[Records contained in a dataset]
···

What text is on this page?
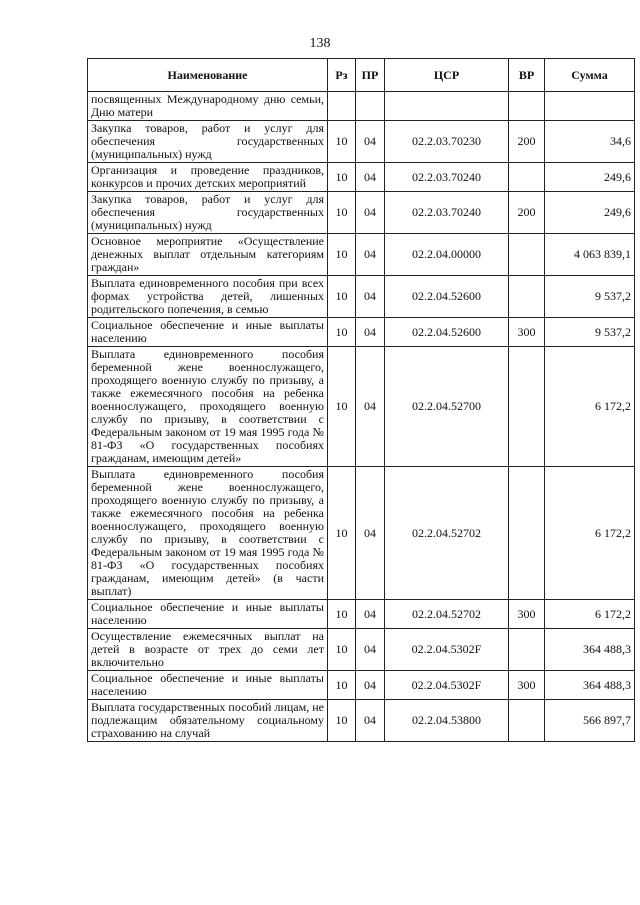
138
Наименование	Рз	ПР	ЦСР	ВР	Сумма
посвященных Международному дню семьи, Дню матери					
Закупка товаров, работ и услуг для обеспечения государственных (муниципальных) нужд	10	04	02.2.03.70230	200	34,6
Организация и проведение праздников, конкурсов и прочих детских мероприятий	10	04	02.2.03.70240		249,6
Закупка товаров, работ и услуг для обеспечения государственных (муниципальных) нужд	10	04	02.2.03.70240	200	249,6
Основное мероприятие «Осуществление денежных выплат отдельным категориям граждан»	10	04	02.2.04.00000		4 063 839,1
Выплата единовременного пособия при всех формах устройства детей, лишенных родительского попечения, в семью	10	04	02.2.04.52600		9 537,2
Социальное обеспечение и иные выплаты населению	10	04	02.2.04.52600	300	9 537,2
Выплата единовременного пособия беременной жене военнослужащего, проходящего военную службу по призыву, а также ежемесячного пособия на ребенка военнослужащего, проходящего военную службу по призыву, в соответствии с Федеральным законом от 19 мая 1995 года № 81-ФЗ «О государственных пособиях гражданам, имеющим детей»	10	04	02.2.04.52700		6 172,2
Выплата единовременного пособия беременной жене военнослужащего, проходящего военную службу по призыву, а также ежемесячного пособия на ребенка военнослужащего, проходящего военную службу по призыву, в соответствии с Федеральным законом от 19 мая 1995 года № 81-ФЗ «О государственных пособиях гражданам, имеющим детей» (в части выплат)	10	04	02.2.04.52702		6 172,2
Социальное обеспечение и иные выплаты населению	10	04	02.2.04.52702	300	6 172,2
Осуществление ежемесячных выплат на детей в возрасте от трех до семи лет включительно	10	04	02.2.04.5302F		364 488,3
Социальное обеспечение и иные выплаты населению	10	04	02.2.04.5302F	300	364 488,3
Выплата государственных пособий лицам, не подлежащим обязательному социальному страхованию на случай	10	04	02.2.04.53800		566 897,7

···

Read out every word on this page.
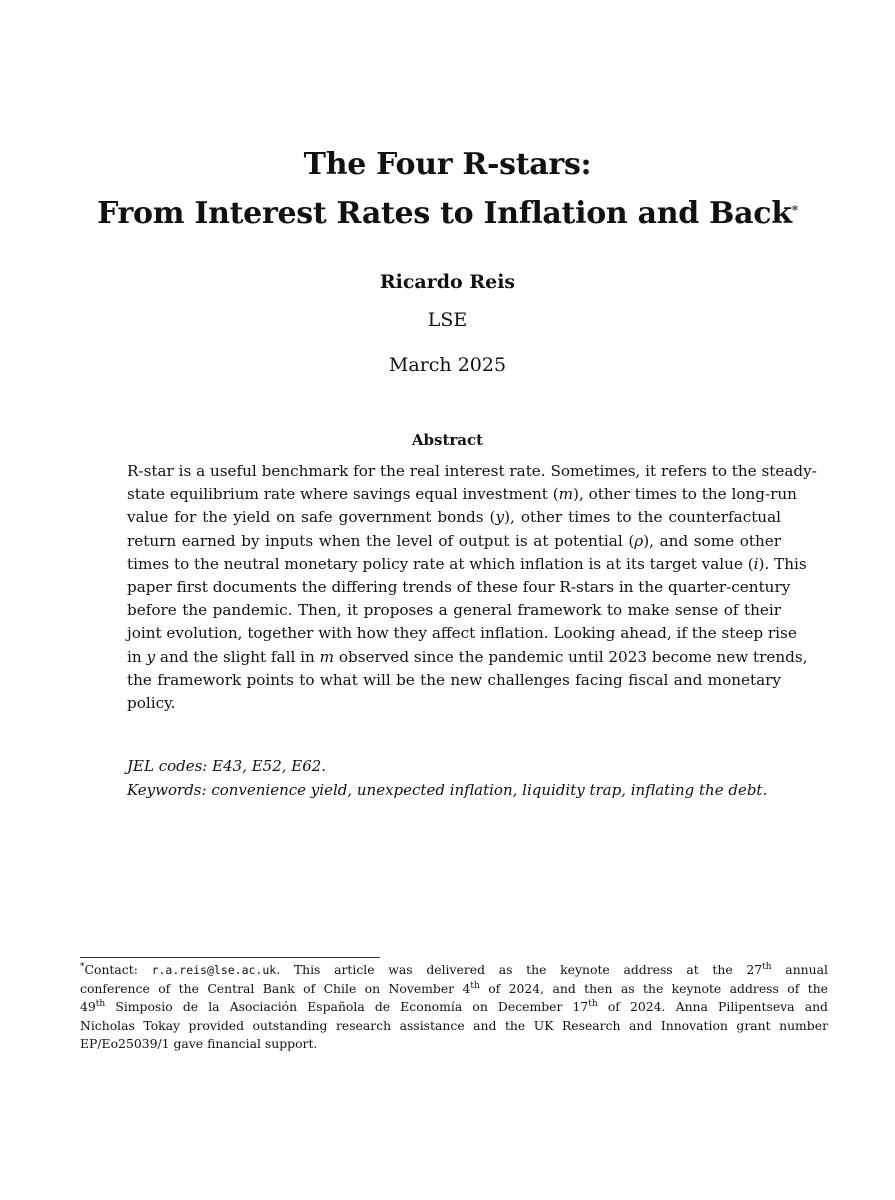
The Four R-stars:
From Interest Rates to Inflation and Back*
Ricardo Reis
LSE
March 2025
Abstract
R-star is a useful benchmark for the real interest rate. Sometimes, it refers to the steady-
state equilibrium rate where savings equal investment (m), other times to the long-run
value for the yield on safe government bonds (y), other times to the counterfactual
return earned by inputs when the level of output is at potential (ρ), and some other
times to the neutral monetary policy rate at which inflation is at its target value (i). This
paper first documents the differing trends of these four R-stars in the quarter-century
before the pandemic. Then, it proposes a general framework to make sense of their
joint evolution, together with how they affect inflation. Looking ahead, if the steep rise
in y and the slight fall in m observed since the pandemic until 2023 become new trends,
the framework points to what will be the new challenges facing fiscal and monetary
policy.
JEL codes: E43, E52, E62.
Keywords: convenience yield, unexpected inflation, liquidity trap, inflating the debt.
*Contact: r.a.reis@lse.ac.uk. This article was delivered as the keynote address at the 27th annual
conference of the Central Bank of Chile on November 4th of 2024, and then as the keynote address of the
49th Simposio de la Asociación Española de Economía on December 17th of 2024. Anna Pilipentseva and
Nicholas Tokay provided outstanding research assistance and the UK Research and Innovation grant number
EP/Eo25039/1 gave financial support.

···

> **BRIEF**: Copy down every line of the entries containing the word "Закупка".

> **SOLUTION TO THE PROBLEM**:
Закупка товаров, работ и услуг для обеспечения государственных (муниципальных) нужд	10	04	02.2.03.70230	200	34,6
Закупка товаров, работ и услуг для обеспечения государственных (муниципальных) нужд	10	04	02.2.03.70240	200	249,6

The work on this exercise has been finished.